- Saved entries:
#####
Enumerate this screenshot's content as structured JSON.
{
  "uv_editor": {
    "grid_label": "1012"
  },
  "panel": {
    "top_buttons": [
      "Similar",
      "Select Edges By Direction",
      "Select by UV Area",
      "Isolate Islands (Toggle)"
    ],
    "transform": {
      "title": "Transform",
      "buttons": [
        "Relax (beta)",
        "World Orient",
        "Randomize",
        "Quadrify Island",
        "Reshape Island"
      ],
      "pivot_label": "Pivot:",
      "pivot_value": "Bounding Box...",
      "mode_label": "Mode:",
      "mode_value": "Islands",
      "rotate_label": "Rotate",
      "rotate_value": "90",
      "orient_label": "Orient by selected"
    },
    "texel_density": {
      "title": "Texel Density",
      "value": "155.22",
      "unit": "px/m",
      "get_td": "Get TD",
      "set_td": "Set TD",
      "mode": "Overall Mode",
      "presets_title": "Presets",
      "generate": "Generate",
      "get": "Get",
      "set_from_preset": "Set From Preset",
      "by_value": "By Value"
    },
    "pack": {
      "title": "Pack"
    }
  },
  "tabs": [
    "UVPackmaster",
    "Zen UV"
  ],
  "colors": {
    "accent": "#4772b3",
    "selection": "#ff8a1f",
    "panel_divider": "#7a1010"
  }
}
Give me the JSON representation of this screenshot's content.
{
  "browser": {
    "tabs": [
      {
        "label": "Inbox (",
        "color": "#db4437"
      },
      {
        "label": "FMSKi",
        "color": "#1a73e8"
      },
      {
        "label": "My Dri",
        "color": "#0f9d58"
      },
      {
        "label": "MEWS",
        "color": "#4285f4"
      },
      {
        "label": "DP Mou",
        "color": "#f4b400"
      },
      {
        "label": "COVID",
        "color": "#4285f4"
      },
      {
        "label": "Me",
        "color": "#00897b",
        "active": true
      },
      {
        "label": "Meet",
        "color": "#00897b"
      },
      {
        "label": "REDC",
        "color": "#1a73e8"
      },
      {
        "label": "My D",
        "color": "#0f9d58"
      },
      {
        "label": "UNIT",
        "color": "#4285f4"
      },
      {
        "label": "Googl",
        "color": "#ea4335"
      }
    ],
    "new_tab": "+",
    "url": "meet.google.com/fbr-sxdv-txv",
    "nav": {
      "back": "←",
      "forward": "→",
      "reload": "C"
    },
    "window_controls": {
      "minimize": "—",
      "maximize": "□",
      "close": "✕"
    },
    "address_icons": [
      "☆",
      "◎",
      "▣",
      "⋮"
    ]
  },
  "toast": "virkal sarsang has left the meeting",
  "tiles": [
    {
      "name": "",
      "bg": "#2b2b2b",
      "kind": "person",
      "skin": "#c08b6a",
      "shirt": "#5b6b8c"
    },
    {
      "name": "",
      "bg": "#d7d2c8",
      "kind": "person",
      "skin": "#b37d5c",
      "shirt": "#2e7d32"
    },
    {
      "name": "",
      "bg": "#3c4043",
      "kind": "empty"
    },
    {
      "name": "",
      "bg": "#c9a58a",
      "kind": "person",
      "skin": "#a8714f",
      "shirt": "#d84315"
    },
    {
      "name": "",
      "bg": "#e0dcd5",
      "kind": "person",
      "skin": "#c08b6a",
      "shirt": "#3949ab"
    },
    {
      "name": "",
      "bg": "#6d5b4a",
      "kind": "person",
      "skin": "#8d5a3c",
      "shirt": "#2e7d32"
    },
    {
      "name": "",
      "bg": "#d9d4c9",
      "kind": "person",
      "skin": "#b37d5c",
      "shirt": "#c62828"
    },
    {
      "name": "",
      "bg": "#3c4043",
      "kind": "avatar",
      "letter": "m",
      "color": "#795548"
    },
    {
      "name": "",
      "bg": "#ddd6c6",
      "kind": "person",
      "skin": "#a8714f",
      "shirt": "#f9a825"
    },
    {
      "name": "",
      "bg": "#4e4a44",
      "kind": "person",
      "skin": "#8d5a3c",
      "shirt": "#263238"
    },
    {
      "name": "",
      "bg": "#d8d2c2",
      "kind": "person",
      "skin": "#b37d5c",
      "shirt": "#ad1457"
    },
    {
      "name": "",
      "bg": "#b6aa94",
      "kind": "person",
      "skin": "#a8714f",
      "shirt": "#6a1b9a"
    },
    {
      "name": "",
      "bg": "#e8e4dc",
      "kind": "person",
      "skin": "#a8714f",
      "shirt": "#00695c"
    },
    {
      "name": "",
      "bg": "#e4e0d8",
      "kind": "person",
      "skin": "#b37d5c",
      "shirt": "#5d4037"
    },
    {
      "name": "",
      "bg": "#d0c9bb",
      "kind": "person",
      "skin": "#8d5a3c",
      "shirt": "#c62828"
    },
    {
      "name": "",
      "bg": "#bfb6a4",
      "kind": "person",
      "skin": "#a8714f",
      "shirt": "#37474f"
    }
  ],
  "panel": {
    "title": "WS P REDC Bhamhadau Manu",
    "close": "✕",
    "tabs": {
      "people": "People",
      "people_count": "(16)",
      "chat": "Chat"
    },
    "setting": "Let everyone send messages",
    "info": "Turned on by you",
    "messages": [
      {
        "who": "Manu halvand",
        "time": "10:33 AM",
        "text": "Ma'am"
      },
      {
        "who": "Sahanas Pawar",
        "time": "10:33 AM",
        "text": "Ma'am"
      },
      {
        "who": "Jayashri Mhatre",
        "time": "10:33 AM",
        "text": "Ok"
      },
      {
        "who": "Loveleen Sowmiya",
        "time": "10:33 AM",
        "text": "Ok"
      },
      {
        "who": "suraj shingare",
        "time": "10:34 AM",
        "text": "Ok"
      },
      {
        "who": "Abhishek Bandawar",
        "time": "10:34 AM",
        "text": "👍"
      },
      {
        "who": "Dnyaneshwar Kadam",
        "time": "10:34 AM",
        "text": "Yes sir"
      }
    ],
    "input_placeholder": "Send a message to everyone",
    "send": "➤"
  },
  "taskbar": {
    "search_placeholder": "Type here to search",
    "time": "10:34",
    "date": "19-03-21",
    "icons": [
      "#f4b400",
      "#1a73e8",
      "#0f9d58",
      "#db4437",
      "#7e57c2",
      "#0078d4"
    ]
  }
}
#####
- TASK GOAL: Retype all of the data shown above, word for word.

- OUTPUT FOR THIS TASK:
Enumerate this screenshot's content as structured JSON.
{
  "uv_editor": {
    "grid_label": "1012"
  },
  "panel": {
    "top_buttons": [
      "Similar",
      "Select Edges By Direction",
      "Select by UV Area",
      "Isolate Islands (Toggle)"
    ],
    "transform": {
      "title": "Transform",
      "buttons": [
        "Relax (beta)",
        "World Orient",
        "Randomize",
        "Quadrify Island",
        "Reshape Island"
      ],
      "pivot_label": "Pivot:",
      "pivot_value": "Bounding Box...",
      "mode_label": "Mode:",
      "mode_value": "Islands",
      "rotate_label": "Rotate",
      "rotate_value": "90",
      "orient_label": "Orient by selected"
    },
    "texel_density": {
      "title": "Texel Density",
      "value": "155.22",
      "unit": "px/m",
      "get_td": "Get TD",
      "set_td": "Set TD",
      "mode": "Overall Mode",
      "presets_title": "Presets",
      "generate": "Generate",
      "get": "Get",
      "set_from_preset": "Set From Preset",
      "by_value": "By Value"
    },
    "pack": {
      "title": "Pack"
    }
  },
  "tabs": [
    "UVPackmaster",
    "Zen UV"
  ],
  "colors": {
    "accent": "#4772b3",
    "selection": "#ff8a1f",
    "panel_divider": "#7a1010"
  }
}
Give me the JSON representation of this screenshot's content.
{
  "browser": {
    "tabs": [
      {
        "label": "Inbox (",
        "color": "#db4437"
      },
      {
        "label": "FMSKi",
        "color": "#1a73e8"
      },
      {
        "label": "My Dri",
        "color": "#0f9d58"
      },
      {
        "label": "MEWS",
        "color": "#4285f4"
      },
      {
        "label": "DP Mou",
        "color": "#f4b400"
      },
      {
        "label": "COVID",
        "color": "#4285f4"
      },
      {
        "label": "Me",
        "color": "#00897b",
        "active": true
      },
      {
        "label": "Meet",
        "color": "#00897b"
      },
      {
        "label": "REDC",
        "color": "#1a73e8"
      },
      {
        "label": "My D",
        "color": "#0f9d58"
      },
      {
        "label": "UNIT",
        "color": "#4285f4"
      },
      {
        "label": "Googl",
        "color": "#ea4335"
      }
    ],
    "new_tab": "+",
    "url": "meet.google.com/fbr-sxdv-txv",
    "nav": {
      "back": "←",
      "forward": "→",
      "reload": "C"
    },
    "window_controls": {
      "minimize": "—",
      "maximize": "□",
      "close": "✕"
    },
    "address_icons": [
      "☆",
      "◎",
      "▣",
      "⋮"
    ]
  },
  "toast": "virkal sarsang has left the meeting",
  "tiles": [
    {
      "name": "",
      "bg": "#2b2b2b",
      "kind": "person",
      "skin": "#c08b6a",
      "shirt": "#5b6b8c"
    },
    {
      "name": "",
      "bg": "#d7d2c8",
      "kind": "person",
      "skin": "#b37d5c",
      "shirt": "#2e7d32"
    },
    {
      "name": "",
      "bg": "#3c4043",
      "kind": "empty"
    },
    {
      "name": "",
      "bg": "#c9a58a",
      "kind": "person",
      "skin": "#a8714f",
      "shirt": "#d84315"
    },
    {
      "name": "",
      "bg": "#e0dcd5",
      "kind": "person",
      "skin": "#c08b6a",
      "shirt": "#3949ab"
    },
    {
      "name": "",
      "bg": "#6d5b4a",
      "kind": "person",
      "skin": "#8d5a3c",
      "shirt": "#2e7d32"
    },
    {
      "name": "",
      "bg": "#d9d4c9",
      "kind": "person",
      "skin": "#b37d5c",
      "shirt": "#c62828"
    },
    {
      "name": "",
      "bg": "#3c4043",
      "kind": "avatar",
      "letter": "m",
      "color": "#795548"
    },
    {
      "name": "",
      "bg": "#ddd6c6",
      "kind": "person",
      "skin": "#a8714f",
      "shirt": "#f9a825"
    },
    {
      "name": "",
      "bg": "#4e4a44",
      "kind": "person",
      "skin": "#8d5a3c",
      "shirt": "#263238"
    },
    {
      "name": "",
      "bg": "#d8d2c2",
      "kind": "person",
      "skin": "#b37d5c",
      "shirt": "#ad1457"
    },
    {
      "name": "",
      "bg": "#b6aa94",
      "kind": "person",
      "skin": "#a8714f",
      "shirt": "#6a1b9a"
    },
    {
      "name": "",
      "bg": "#e8e4dc",
      "kind": "person",
      "skin": "#a8714f",
      "shirt": "#00695c"
    },
    {
      "name": "",
      "bg": "#e4e0d8",
      "kind": "person",
      "skin": "#b37d5c",
      "shirt": "#5d4037"
    },
    {
      "name": "",
      "bg": "#d0c9bb",
      "kind": "person",
      "skin": "#8d5a3c",
      "shirt": "#c62828"
    },
    {
      "name": "",
      "bg": "#bfb6a4",
      "kind": "person",
      "skin": "#a8714f",
      "shirt": "#37474f"
    }
  ],
  "panel": {
    "title": "WS P REDC Bhamhadau Manu",
    "close": "✕",
    "tabs": {
      "people": "People",
      "people_count": "(16)",
      "chat": "Chat"
    },
    "setting": "Let everyone send messages",
    "info": "Turned on by you",
    "messages": [
      {
        "who": "Manu halvand",
        "time": "10:33 AM",
        "text": "Ma'am"
      },
      {
        "who": "Sahanas Pawar",
        "time": "10:33 AM",
        "text": "Ma'am"
      },
      {
        "who": "Jayashri Mhatre",
        "time": "10:33 AM",
        "text": "Ok"
      },
      {
        "who": "Loveleen Sowmiya",
        "time": "10:33 AM",
        "text": "Ok"
      },
      {
        "who": "suraj shingare",
        "time": "10:34 AM",
        "text": "Ok"
      },
      {
        "who": "Abhishek Bandawar",
        "time": "10:34 AM",
        "text": "👍"
      },
      {
        "who": "Dnyaneshwar Kadam",
        "time": "10:34 AM",
        "text": "Yes sir"
      }
    ],
    "input_placeholder": "Send a message to everyone",
    "send": "➤"
  },
  "taskbar": {
    "search_placeholder": "Type here to search",
    "time": "10:34",
    "date": "19-03-21",
    "icons": [
      "#f4b400",
      "#1a73e8",
      "#0f9d58",
      "#db4437",
      "#7e57c2",
      "#0078d4"
    ]
  }
}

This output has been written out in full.